▶ Stated task
Single out each line with the word "Filtering" and copy it.

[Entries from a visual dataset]
+++

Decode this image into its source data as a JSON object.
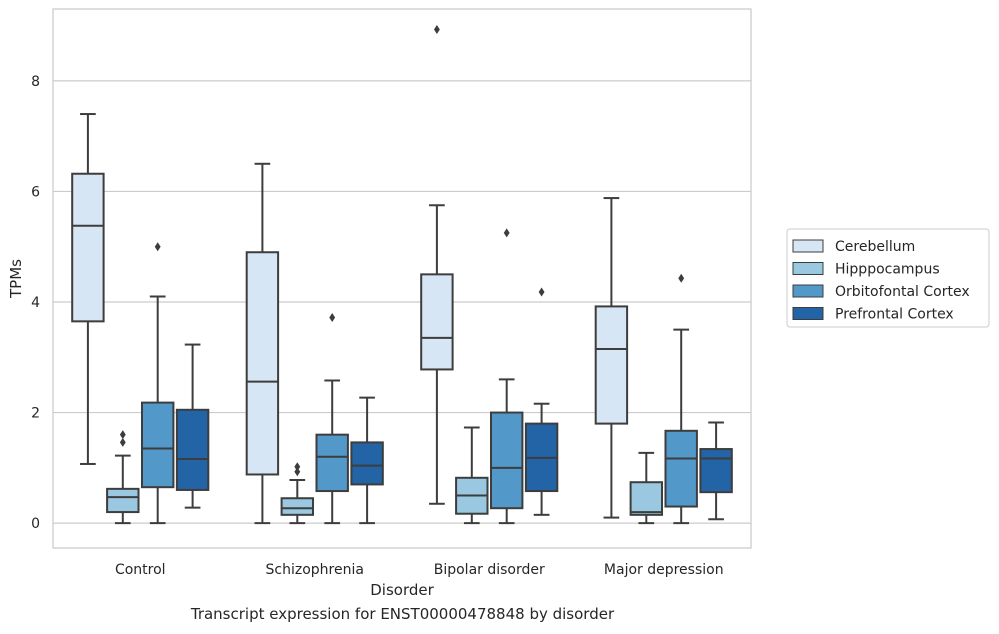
{
  "caption": "Transcript expression for ENST00000478848 by disorder",
  "chart_data": {
    "type": "box",
    "xlabel": "Disorder",
    "ylabel": "TPMs",
    "ylim": [
      -0.45,
      9.3
    ],
    "yticks": [
      0,
      2,
      4,
      6,
      8
    ],
    "grid": true,
    "legend_position": "right",
    "categories": [
      "Control",
      "Schizophrenia",
      "Bipolar disorder",
      "Major depression"
    ],
    "series": [
      {
        "name": "Cerebellum",
        "color": "#d6e6f4",
        "boxes": [
          {
            "whisker_low": 1.07,
            "q1": 3.65,
            "median": 5.38,
            "q3": 6.32,
            "whisker_high": 7.4,
            "outliers": []
          },
          {
            "whisker_low": 0.0,
            "q1": 0.88,
            "median": 2.56,
            "q3": 4.9,
            "whisker_high": 6.5,
            "outliers": []
          },
          {
            "whisker_low": 0.35,
            "q1": 2.78,
            "median": 3.35,
            "q3": 4.5,
            "whisker_high": 5.75,
            "outliers": [
              8.93
            ]
          },
          {
            "whisker_low": 0.1,
            "q1": 1.8,
            "median": 3.15,
            "q3": 3.92,
            "whisker_high": 5.88,
            "outliers": []
          }
        ]
      },
      {
        "name": "Hipppocampus",
        "color": "#9ac8e0",
        "boxes": [
          {
            "whisker_low": 0.0,
            "q1": 0.2,
            "median": 0.47,
            "q3": 0.62,
            "whisker_high": 1.22,
            "outliers": [
              1.46,
              1.6
            ]
          },
          {
            "whisker_low": 0.0,
            "q1": 0.15,
            "median": 0.27,
            "q3": 0.45,
            "whisker_high": 0.78,
            "outliers": [
              0.93,
              1.02
            ]
          },
          {
            "whisker_low": 0.0,
            "q1": 0.17,
            "median": 0.5,
            "q3": 0.82,
            "whisker_high": 1.73,
            "outliers": []
          },
          {
            "whisker_low": 0.0,
            "q1": 0.15,
            "median": 0.2,
            "q3": 0.74,
            "whisker_high": 1.27,
            "outliers": []
          }
        ]
      },
      {
        "name": "Orbitofontal Cortex",
        "color": "#5299c9",
        "boxes": [
          {
            "whisker_low": 0.0,
            "q1": 0.65,
            "median": 1.35,
            "q3": 2.18,
            "whisker_high": 4.1,
            "outliers": [
              5.0
            ]
          },
          {
            "whisker_low": 0.0,
            "q1": 0.58,
            "median": 1.2,
            "q3": 1.6,
            "whisker_high": 2.58,
            "outliers": [
              3.72
            ]
          },
          {
            "whisker_low": 0.0,
            "q1": 0.27,
            "median": 1.0,
            "q3": 2.0,
            "whisker_high": 2.6,
            "outliers": [
              5.25
            ]
          },
          {
            "whisker_low": 0.0,
            "q1": 0.3,
            "median": 1.17,
            "q3": 1.67,
            "whisker_high": 3.5,
            "outliers": [
              4.43
            ]
          }
        ]
      },
      {
        "name": "Prefrontal Cortex",
        "color": "#2264a5",
        "boxes": [
          {
            "whisker_low": 0.28,
            "q1": 0.6,
            "median": 1.16,
            "q3": 2.05,
            "whisker_high": 3.23,
            "outliers": []
          },
          {
            "whisker_low": 0.0,
            "q1": 0.7,
            "median": 1.04,
            "q3": 1.46,
            "whisker_high": 2.27,
            "outliers": []
          },
          {
            "whisker_low": 0.15,
            "q1": 0.58,
            "median": 1.18,
            "q3": 1.8,
            "whisker_high": 2.16,
            "outliers": [
              4.18
            ]
          },
          {
            "whisker_low": 0.07,
            "q1": 0.56,
            "median": 1.17,
            "q3": 1.34,
            "whisker_high": 1.82,
            "outliers": []
          }
        ]
      }
    ]
  }
}
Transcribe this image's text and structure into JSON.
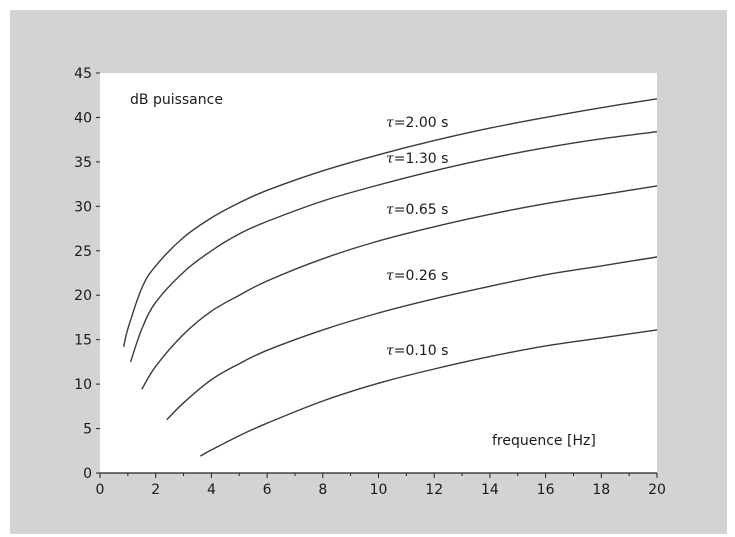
{
  "chart_data": {
    "type": "line",
    "title": "",
    "xlabel": "frequence [Hz]",
    "ylabel": "dB puissance",
    "xlim": [
      0,
      20
    ],
    "ylim": [
      0,
      45
    ],
    "x_ticks": [
      0,
      2,
      4,
      6,
      8,
      10,
      12,
      14,
      16,
      18,
      20
    ],
    "y_ticks": [
      0,
      5,
      10,
      15,
      20,
      25,
      30,
      35,
      40,
      45
    ],
    "grid": false,
    "legend": "none",
    "colors": {
      "background": "#d3d3d3",
      "plot_area": "#ffffff",
      "line": "#3a3a3a"
    },
    "series": [
      {
        "name": "τ=2.00 s",
        "tau_symbol": "τ",
        "label_text": "=2.00 s",
        "x": [
          0.85,
          1,
          1.5,
          2,
          3,
          4,
          5,
          6,
          8,
          10,
          12,
          14,
          16,
          18,
          20
        ],
        "y": [
          14.2,
          16.2,
          20.8,
          23.3,
          26.5,
          28.7,
          30.4,
          31.8,
          34.0,
          35.8,
          37.4,
          38.8,
          40.0,
          41.1,
          42.1
        ]
      },
      {
        "name": "τ=1.30 s",
        "tau_symbol": "τ",
        "label_text": "=1.30 s",
        "x": [
          1.1,
          1.5,
          2,
          3,
          4,
          5,
          6,
          8,
          10,
          12,
          14,
          16,
          18,
          20
        ],
        "y": [
          12.5,
          16.2,
          19.2,
          22.6,
          25.0,
          26.9,
          28.3,
          30.6,
          32.4,
          34.0,
          35.4,
          36.6,
          37.6,
          38.4
        ]
      },
      {
        "name": "τ=0.65 s",
        "tau_symbol": "τ",
        "label_text": "=0.65 s",
        "x": [
          1.5,
          2,
          3,
          4,
          5,
          6,
          8,
          10,
          12,
          14,
          16,
          18,
          20
        ],
        "y": [
          9.4,
          12.0,
          15.6,
          18.2,
          20.0,
          21.6,
          24.1,
          26.1,
          27.7,
          29.1,
          30.3,
          31.3,
          32.3
        ]
      },
      {
        "name": "τ=0.26 s",
        "tau_symbol": "τ",
        "label_text": "=0.26 s",
        "x": [
          2.4,
          3,
          4,
          5,
          6,
          8,
          10,
          12,
          14,
          16,
          18,
          20
        ],
        "y": [
          6.0,
          7.9,
          10.5,
          12.3,
          13.8,
          16.1,
          18.0,
          19.6,
          21.0,
          22.3,
          23.3,
          24.3
        ]
      },
      {
        "name": "τ=0.10 s",
        "tau_symbol": "τ",
        "label_text": "=0.10 s",
        "x": [
          3.6,
          4,
          5,
          6,
          8,
          10,
          12,
          14,
          16,
          18,
          20
        ],
        "y": [
          1.9,
          2.6,
          4.2,
          5.6,
          8.1,
          10.1,
          11.7,
          13.1,
          14.3,
          15.2,
          16.1
        ]
      }
    ]
  }
}
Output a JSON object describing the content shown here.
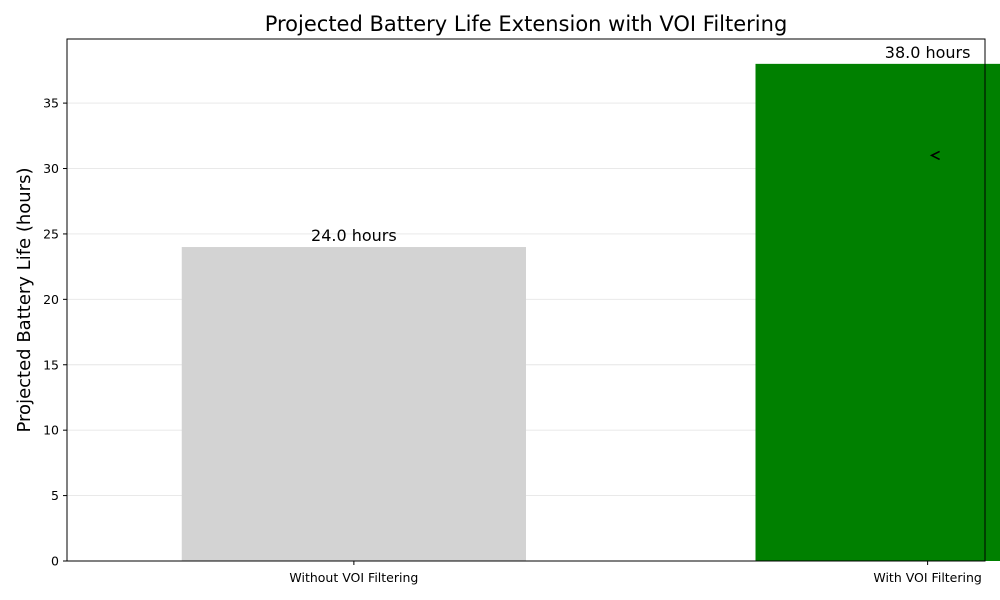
{
  "chart_data": {
    "type": "bar",
    "title": "Projected Battery Life Extension with VOI Filtering",
    "xlabel": "",
    "ylabel": "Projected Battery Life (hours)",
    "categories": [
      "Without VOI Filtering",
      "With VOI Filtering"
    ],
    "values": [
      24.0,
      38.0
    ],
    "data_labels": [
      "24.0 hours",
      "38.0 hours"
    ],
    "bar_colors": [
      "#d3d3d3",
      "#008000"
    ],
    "ylim": [
      0,
      39.9
    ],
    "yticks": [
      0,
      5,
      10,
      15,
      20,
      25,
      30,
      35
    ],
    "grid": "y",
    "legend": "none",
    "annotation_arrow": {
      "x_category": "With VOI Filtering",
      "y_value": 31.0,
      "direction": "left",
      "color": "#000000"
    }
  }
}
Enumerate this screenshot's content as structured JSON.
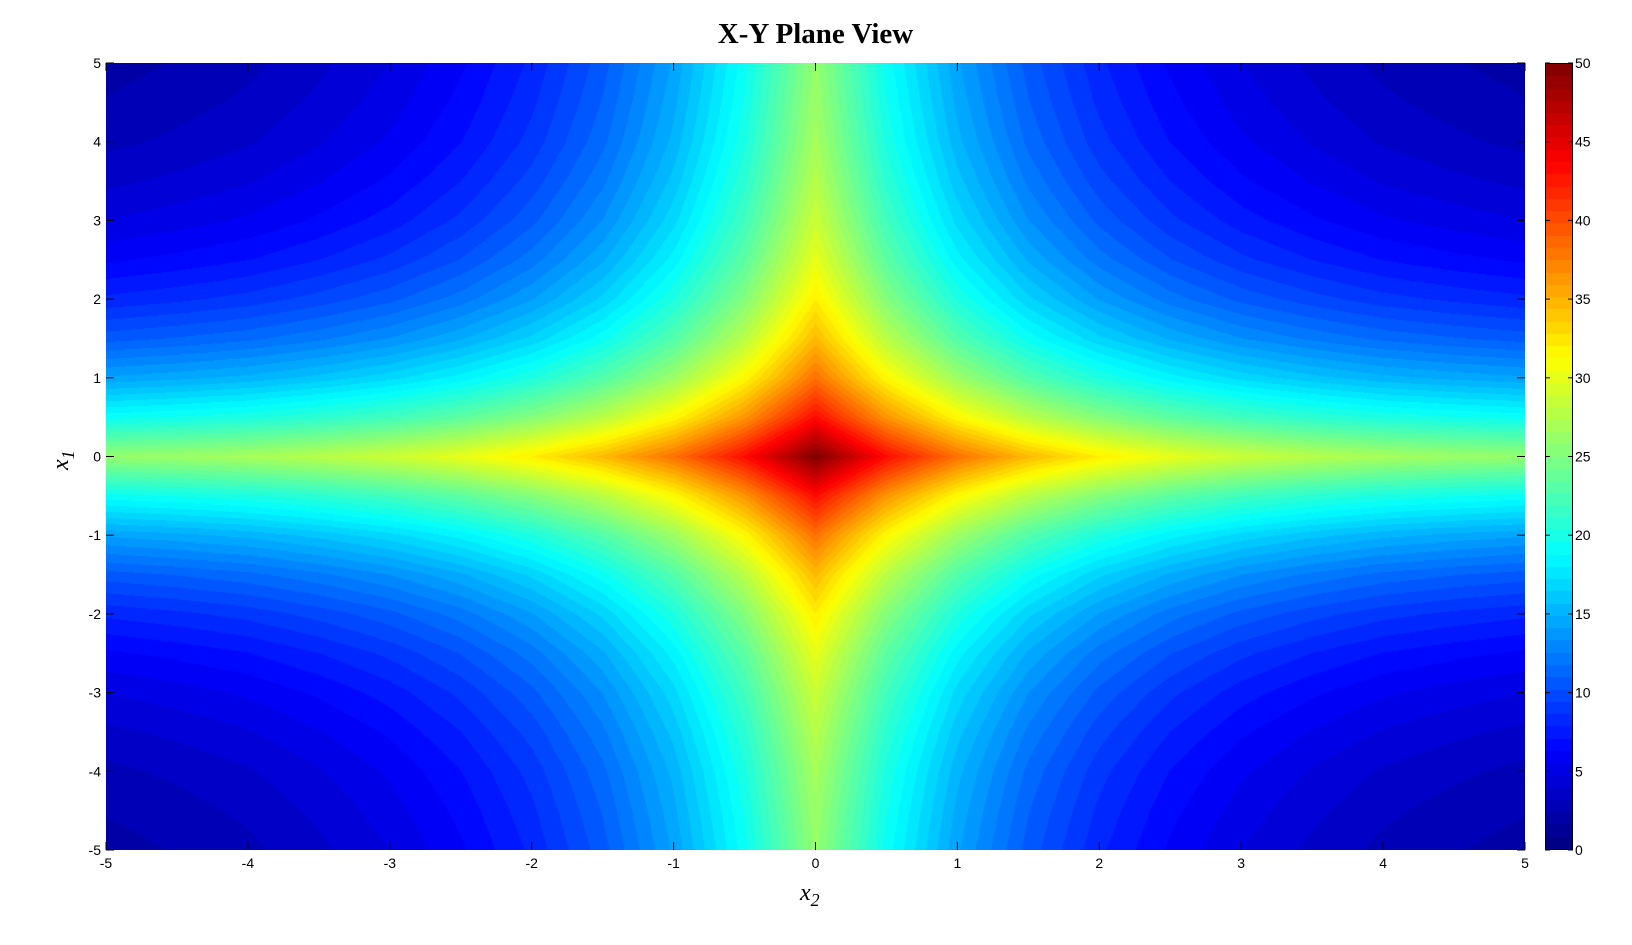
{
  "chart_data": {
    "type": "heatmap",
    "subtype": "filled-contour",
    "title": "X-Y Plane View",
    "xlabel": "x",
    "xlabel_sub": "2",
    "ylabel": "x",
    "ylabel_sub": "1",
    "xlim": [
      -5,
      5
    ],
    "ylim": [
      -5,
      5
    ],
    "xticks": [
      "-5",
      "-4",
      "-3",
      "-2",
      "-1",
      "0",
      "1",
      "2",
      "3",
      "4",
      "5"
    ],
    "yticks": [
      "-5",
      "-4",
      "-3",
      "-2",
      "-1",
      "0",
      "1",
      "2",
      "3",
      "4",
      "5"
    ],
    "colormap": "jet",
    "clim": [
      0,
      50
    ],
    "colorbar_ticks": [
      "0",
      "5",
      "10",
      "15",
      "20",
      "25",
      "30",
      "35",
      "40",
      "45",
      "50"
    ],
    "colorbar_position": "right",
    "grid": false,
    "x": [
      -5,
      -4.5,
      -4,
      -3.5,
      -3,
      -2.5,
      -2,
      -1.5,
      -1,
      -0.5,
      0,
      0.5,
      1,
      1.5,
      2,
      2.5,
      3,
      3.5,
      4,
      4.5,
      5
    ],
    "y": [
      5,
      4.5,
      4,
      3.5,
      3,
      2.5,
      2,
      1.5,
      1,
      0.5,
      0,
      -0.5,
      -1,
      -1.5,
      -2,
      -2.5,
      -3,
      -3.5,
      -4,
      -4.5,
      -5
    ],
    "z": [
      [
        2.0,
        2.4,
        2.9,
        3.7,
        4.7,
        6.1,
        8.0,
        10.6,
        14.2,
        19.2,
        26.0,
        19.2,
        14.2,
        10.6,
        8.0,
        6.1,
        4.7,
        3.7,
        2.9,
        2.4,
        2.0
      ],
      [
        2.4,
        2.8,
        3.3,
        4.1,
        5.1,
        6.5,
        8.4,
        11.0,
        14.6,
        19.6,
        26.4,
        19.6,
        14.6,
        11.0,
        8.4,
        6.5,
        5.1,
        4.1,
        3.3,
        2.8,
        2.4
      ],
      [
        2.9,
        3.3,
        3.8,
        4.6,
        5.6,
        7.0,
        8.9,
        11.5,
        15.1,
        20.1,
        26.9,
        20.1,
        15.1,
        11.5,
        8.9,
        7.0,
        5.6,
        4.6,
        3.8,
        3.3,
        2.9
      ],
      [
        3.7,
        4.1,
        4.6,
        5.4,
        6.4,
        7.8,
        9.7,
        12.3,
        15.9,
        20.9,
        27.7,
        20.9,
        15.9,
        12.3,
        9.7,
        7.8,
        6.4,
        5.4,
        4.6,
        4.1,
        3.7
      ],
      [
        4.7,
        5.1,
        5.6,
        6.4,
        7.4,
        8.8,
        10.7,
        13.3,
        16.9,
        21.9,
        28.7,
        21.9,
        16.9,
        13.3,
        10.7,
        8.8,
        7.4,
        6.4,
        5.6,
        5.1,
        4.7
      ],
      [
        6.1,
        6.5,
        7.0,
        7.8,
        8.8,
        10.2,
        12.1,
        14.7,
        18.3,
        23.3,
        30.1,
        23.3,
        18.3,
        14.7,
        12.1,
        10.2,
        8.8,
        7.8,
        7.0,
        6.5,
        6.1
      ],
      [
        8.0,
        8.4,
        8.9,
        9.7,
        10.7,
        12.1,
        14.0,
        16.6,
        20.2,
        25.2,
        32.0,
        25.2,
        20.2,
        16.6,
        14.0,
        12.1,
        10.7,
        9.7,
        8.9,
        8.4,
        8.0
      ],
      [
        10.6,
        11.0,
        11.5,
        12.3,
        13.3,
        14.7,
        16.6,
        19.2,
        22.8,
        27.8,
        34.6,
        27.8,
        22.8,
        19.2,
        16.6,
        14.7,
        13.3,
        12.3,
        11.5,
        11.0,
        10.6
      ],
      [
        14.2,
        14.6,
        15.1,
        15.9,
        16.9,
        18.3,
        20.2,
        22.8,
        26.4,
        31.4,
        38.2,
        31.4,
        26.4,
        22.8,
        20.2,
        18.3,
        16.9,
        15.9,
        15.1,
        14.6,
        14.2
      ],
      [
        19.2,
        19.6,
        20.1,
        20.9,
        21.9,
        23.3,
        25.2,
        27.8,
        31.4,
        36.4,
        43.2,
        36.4,
        31.4,
        27.8,
        25.2,
        23.3,
        21.9,
        20.9,
        20.1,
        19.6,
        19.2
      ],
      [
        26.0,
        26.4,
        26.9,
        27.7,
        28.7,
        30.1,
        32.0,
        34.6,
        38.2,
        43.2,
        50.0,
        43.2,
        38.2,
        34.6,
        32.0,
        30.1,
        28.7,
        27.7,
        26.9,
        26.4,
        26.0
      ],
      [
        19.2,
        19.6,
        20.1,
        20.9,
        21.9,
        23.3,
        25.2,
        27.8,
        31.4,
        36.4,
        43.2,
        36.4,
        31.4,
        27.8,
        25.2,
        23.3,
        21.9,
        20.9,
        20.1,
        19.6,
        19.2
      ],
      [
        14.2,
        14.6,
        15.1,
        15.9,
        16.9,
        18.3,
        20.2,
        22.8,
        26.4,
        31.4,
        38.2,
        31.4,
        26.4,
        22.8,
        20.2,
        18.3,
        16.9,
        15.9,
        15.1,
        14.6,
        14.2
      ],
      [
        10.6,
        11.0,
        11.5,
        12.3,
        13.3,
        14.7,
        16.6,
        19.2,
        22.8,
        27.8,
        34.6,
        27.8,
        22.8,
        19.2,
        16.6,
        14.7,
        13.3,
        12.3,
        11.5,
        11.0,
        10.6
      ],
      [
        8.0,
        8.4,
        8.9,
        9.7,
        10.7,
        12.1,
        14.0,
        16.6,
        20.2,
        25.2,
        32.0,
        25.2,
        20.2,
        16.6,
        14.0,
        12.1,
        10.7,
        9.7,
        8.9,
        8.4,
        8.0
      ],
      [
        6.1,
        6.5,
        7.0,
        7.8,
        8.8,
        10.2,
        12.1,
        14.7,
        18.3,
        23.3,
        30.1,
        23.3,
        18.3,
        14.7,
        12.1,
        10.2,
        8.8,
        7.8,
        7.0,
        6.5,
        6.1
      ],
      [
        4.7,
        5.1,
        5.6,
        6.4,
        7.4,
        8.8,
        10.7,
        13.3,
        16.9,
        21.9,
        28.7,
        21.9,
        16.9,
        13.3,
        10.7,
        8.8,
        7.4,
        6.4,
        5.6,
        5.1,
        4.7
      ],
      [
        3.7,
        4.1,
        4.6,
        5.4,
        6.4,
        7.8,
        9.7,
        12.3,
        15.9,
        20.9,
        27.7,
        20.9,
        15.9,
        12.3,
        9.7,
        7.8,
        6.4,
        5.4,
        4.6,
        4.1,
        3.7
      ],
      [
        2.9,
        3.3,
        3.8,
        4.6,
        5.6,
        7.0,
        8.9,
        11.5,
        15.1,
        20.1,
        26.9,
        20.1,
        15.1,
        11.5,
        8.9,
        7.0,
        5.6,
        4.6,
        3.8,
        3.3,
        2.9
      ],
      [
        2.4,
        2.8,
        3.3,
        4.1,
        5.1,
        6.5,
        8.4,
        11.0,
        14.6,
        19.6,
        26.4,
        19.6,
        14.6,
        11.0,
        8.4,
        6.5,
        5.1,
        4.1,
        3.3,
        2.8,
        2.4
      ],
      [
        2.0,
        2.4,
        2.9,
        3.7,
        4.7,
        6.1,
        8.0,
        10.6,
        14.2,
        19.2,
        26.0,
        19.2,
        14.2,
        10.6,
        8.0,
        6.1,
        4.7,
        3.7,
        2.9,
        2.4,
        2.0
      ]
    ]
  }
}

+++

▶ The output
    "title": "Projected Battery Life Extension with VOI Filtering",
      "Without VOI Filtering",
      "With VOI Filtering"
      "x_category": "With VOI Filtering",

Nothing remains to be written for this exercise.